• [Task goal]: All lines holding the string "населения" are to be shown.

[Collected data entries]
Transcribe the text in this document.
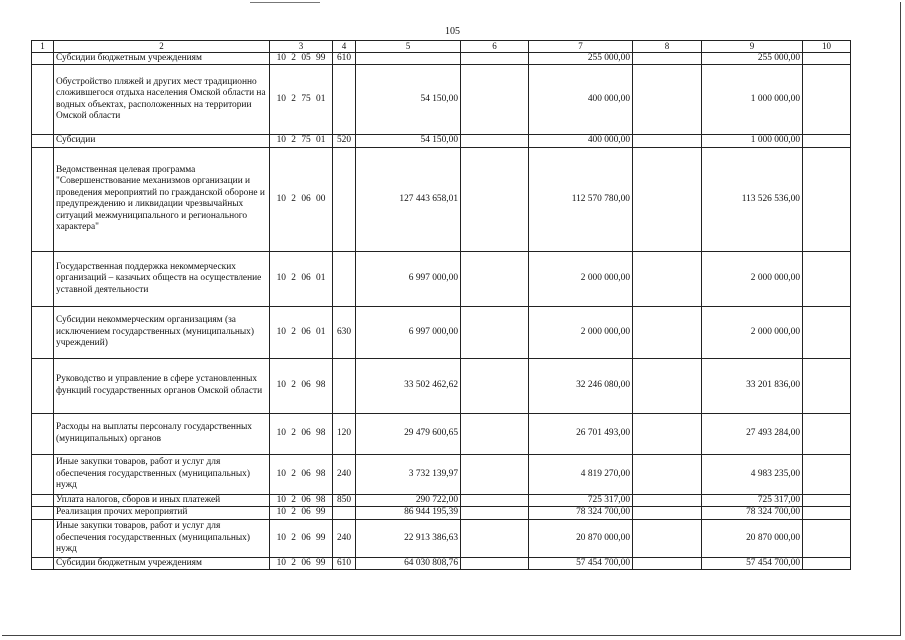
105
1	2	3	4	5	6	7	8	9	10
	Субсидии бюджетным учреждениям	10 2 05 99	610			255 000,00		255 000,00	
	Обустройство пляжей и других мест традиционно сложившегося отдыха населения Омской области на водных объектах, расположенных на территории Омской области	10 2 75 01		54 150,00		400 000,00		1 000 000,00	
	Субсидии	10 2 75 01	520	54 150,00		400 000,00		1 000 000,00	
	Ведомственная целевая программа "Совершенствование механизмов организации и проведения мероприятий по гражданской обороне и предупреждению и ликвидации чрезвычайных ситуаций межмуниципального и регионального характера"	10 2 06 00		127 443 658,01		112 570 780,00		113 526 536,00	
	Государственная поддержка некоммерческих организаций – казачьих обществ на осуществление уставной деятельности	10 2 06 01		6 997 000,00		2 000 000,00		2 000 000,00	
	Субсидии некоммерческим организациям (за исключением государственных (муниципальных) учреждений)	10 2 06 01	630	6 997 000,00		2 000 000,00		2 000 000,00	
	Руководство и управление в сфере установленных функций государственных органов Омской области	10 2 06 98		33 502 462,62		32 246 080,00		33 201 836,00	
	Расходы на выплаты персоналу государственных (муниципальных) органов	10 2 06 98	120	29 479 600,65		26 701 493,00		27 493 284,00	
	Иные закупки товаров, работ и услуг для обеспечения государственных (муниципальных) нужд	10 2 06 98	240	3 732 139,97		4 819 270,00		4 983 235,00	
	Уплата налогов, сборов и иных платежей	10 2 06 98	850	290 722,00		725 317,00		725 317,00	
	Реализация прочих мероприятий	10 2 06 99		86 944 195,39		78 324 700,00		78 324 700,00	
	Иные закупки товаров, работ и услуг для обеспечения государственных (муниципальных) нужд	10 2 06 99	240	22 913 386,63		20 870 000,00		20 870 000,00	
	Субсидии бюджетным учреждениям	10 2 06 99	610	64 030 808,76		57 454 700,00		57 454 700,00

...

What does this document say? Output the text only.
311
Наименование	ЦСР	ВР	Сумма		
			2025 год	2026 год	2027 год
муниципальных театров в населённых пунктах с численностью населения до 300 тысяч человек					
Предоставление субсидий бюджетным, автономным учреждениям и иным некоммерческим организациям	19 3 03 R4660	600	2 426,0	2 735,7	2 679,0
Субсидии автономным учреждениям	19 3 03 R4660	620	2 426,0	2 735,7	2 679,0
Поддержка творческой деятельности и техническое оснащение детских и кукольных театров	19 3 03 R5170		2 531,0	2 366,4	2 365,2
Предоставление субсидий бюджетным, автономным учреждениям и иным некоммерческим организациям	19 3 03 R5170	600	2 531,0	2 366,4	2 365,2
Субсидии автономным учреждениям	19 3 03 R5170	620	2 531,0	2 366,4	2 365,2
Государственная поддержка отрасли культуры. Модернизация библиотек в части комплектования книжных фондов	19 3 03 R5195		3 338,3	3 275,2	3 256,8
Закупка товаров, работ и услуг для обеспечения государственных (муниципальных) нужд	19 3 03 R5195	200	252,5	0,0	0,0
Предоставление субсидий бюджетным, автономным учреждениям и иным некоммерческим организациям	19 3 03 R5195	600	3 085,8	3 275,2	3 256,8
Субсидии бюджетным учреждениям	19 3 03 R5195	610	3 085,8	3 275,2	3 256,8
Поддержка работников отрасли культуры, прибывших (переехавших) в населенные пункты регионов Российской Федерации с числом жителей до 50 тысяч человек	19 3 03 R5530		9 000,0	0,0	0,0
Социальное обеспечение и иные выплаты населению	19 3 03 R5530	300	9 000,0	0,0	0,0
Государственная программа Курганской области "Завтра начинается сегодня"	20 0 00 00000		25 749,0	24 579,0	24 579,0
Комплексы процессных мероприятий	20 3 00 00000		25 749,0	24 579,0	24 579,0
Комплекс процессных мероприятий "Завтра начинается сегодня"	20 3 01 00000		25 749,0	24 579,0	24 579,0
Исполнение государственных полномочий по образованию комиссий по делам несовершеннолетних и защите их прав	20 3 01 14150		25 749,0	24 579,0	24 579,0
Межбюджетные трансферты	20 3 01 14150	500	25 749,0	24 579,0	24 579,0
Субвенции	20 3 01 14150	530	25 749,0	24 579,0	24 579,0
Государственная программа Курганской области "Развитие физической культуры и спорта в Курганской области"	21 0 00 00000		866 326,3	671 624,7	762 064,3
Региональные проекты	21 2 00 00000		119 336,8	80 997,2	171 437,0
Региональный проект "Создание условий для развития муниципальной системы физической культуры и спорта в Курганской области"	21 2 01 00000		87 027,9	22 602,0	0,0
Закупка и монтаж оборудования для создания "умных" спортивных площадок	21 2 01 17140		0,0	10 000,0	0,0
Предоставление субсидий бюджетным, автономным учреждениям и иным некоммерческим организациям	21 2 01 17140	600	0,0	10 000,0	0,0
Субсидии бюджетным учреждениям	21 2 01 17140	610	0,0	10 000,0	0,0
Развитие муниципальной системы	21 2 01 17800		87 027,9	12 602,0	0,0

• [Task solution]:
	Обустройство пляжей и других мест традиционно сложившегося отдыха населения Омской области на водных объектах, расположенных на территории Омской области	10 2 75 01		54 150,00		400 000,00		1 000 000,00	
муниципальных театров в населённых пунктах с численностью населения до 300 тысяч человек					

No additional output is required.